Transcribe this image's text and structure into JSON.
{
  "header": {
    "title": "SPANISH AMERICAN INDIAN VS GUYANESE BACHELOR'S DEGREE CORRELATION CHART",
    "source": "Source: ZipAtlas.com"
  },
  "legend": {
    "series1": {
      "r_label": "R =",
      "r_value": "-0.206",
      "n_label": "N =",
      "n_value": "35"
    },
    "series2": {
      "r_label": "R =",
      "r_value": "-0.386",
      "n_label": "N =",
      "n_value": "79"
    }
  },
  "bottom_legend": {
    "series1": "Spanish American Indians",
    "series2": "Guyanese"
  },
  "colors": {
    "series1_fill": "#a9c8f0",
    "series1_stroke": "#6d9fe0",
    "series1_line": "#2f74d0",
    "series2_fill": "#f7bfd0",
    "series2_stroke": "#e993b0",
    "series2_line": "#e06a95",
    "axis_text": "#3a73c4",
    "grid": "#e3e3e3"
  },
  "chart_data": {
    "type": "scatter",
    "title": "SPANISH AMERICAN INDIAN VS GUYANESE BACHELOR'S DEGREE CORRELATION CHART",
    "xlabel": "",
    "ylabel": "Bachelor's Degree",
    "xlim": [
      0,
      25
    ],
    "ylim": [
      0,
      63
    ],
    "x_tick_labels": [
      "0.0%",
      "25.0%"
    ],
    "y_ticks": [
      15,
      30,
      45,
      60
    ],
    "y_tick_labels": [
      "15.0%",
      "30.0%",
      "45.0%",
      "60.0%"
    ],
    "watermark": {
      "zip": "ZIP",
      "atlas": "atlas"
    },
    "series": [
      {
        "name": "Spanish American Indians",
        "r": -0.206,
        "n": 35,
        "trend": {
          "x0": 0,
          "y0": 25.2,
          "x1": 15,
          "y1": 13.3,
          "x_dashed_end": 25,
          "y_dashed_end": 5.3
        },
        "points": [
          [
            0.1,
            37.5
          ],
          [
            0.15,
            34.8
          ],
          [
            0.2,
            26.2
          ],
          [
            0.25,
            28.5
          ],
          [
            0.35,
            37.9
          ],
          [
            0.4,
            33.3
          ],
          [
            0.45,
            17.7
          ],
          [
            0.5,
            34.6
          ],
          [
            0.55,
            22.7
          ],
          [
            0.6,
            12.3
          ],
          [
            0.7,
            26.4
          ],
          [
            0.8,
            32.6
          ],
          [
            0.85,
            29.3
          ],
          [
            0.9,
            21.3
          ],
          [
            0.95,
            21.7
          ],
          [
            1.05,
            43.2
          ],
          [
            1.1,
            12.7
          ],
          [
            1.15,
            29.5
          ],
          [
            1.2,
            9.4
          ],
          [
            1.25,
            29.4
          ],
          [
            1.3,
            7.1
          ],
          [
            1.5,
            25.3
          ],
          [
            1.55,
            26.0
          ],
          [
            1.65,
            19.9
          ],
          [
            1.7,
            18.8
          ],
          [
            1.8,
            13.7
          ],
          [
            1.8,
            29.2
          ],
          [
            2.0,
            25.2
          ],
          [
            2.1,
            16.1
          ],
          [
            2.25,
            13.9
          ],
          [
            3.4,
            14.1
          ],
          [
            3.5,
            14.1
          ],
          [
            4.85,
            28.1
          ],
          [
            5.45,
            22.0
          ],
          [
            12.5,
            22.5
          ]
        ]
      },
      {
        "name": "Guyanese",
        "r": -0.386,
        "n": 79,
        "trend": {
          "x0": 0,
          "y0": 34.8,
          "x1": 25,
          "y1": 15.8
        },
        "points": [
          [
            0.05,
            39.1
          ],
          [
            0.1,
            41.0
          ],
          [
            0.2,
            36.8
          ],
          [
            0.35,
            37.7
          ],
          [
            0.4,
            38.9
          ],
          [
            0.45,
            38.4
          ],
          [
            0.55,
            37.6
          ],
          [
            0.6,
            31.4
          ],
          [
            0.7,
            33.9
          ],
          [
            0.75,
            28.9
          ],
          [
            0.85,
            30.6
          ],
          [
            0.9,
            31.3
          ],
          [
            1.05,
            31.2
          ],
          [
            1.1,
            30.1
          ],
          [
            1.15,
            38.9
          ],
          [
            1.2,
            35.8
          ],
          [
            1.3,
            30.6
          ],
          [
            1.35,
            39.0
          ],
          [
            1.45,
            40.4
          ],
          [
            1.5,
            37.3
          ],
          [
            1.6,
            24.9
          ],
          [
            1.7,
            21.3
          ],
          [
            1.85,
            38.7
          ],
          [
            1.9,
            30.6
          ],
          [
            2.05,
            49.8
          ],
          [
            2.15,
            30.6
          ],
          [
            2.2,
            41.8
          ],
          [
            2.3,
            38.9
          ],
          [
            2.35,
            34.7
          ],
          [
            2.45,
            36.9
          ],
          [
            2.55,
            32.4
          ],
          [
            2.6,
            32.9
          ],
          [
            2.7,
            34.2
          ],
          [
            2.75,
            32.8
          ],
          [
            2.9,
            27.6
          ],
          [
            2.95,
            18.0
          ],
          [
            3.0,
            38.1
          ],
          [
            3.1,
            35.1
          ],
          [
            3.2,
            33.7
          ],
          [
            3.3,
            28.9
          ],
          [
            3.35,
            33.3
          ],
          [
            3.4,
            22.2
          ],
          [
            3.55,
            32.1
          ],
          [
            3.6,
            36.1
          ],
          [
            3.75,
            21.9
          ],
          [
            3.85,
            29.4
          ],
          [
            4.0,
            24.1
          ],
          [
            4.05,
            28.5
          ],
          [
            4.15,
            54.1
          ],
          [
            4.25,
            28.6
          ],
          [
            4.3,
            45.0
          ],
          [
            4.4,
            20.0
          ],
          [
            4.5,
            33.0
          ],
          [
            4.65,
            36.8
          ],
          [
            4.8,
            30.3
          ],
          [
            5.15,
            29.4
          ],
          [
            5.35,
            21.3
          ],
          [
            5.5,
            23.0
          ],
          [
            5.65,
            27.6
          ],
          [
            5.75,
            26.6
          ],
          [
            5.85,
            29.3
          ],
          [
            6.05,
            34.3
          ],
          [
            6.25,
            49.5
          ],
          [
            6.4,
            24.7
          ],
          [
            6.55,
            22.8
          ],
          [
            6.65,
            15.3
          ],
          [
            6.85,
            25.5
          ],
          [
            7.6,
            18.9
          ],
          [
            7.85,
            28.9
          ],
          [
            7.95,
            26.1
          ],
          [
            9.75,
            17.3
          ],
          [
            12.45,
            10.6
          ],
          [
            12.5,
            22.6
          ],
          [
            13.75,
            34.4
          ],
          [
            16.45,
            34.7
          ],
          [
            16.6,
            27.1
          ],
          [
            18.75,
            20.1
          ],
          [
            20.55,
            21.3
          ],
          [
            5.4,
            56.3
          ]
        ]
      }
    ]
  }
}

──────

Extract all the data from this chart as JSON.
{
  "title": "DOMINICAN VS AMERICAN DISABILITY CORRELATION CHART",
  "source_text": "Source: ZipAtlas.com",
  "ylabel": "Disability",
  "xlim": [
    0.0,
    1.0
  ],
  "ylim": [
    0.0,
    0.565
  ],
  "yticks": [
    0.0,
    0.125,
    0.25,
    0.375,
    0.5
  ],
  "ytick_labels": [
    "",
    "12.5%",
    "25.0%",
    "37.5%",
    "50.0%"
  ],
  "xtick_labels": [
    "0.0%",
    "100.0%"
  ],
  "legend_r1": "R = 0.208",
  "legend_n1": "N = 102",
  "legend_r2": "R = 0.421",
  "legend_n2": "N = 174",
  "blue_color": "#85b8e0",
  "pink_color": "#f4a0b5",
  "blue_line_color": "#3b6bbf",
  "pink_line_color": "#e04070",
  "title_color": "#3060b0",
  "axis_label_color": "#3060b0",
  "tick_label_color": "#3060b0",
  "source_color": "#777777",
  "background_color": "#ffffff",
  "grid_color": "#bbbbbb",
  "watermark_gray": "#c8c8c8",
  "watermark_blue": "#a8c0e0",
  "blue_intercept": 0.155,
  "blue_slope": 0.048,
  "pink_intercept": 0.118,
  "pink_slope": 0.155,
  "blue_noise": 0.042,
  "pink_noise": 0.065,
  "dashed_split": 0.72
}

──────

* Goal: From the data above, show each line that contains "ZipAtlas".

* Task output:
    "source": "Source: ZipAtlas.com"
  "source_text": "Source: ZipAtlas.com",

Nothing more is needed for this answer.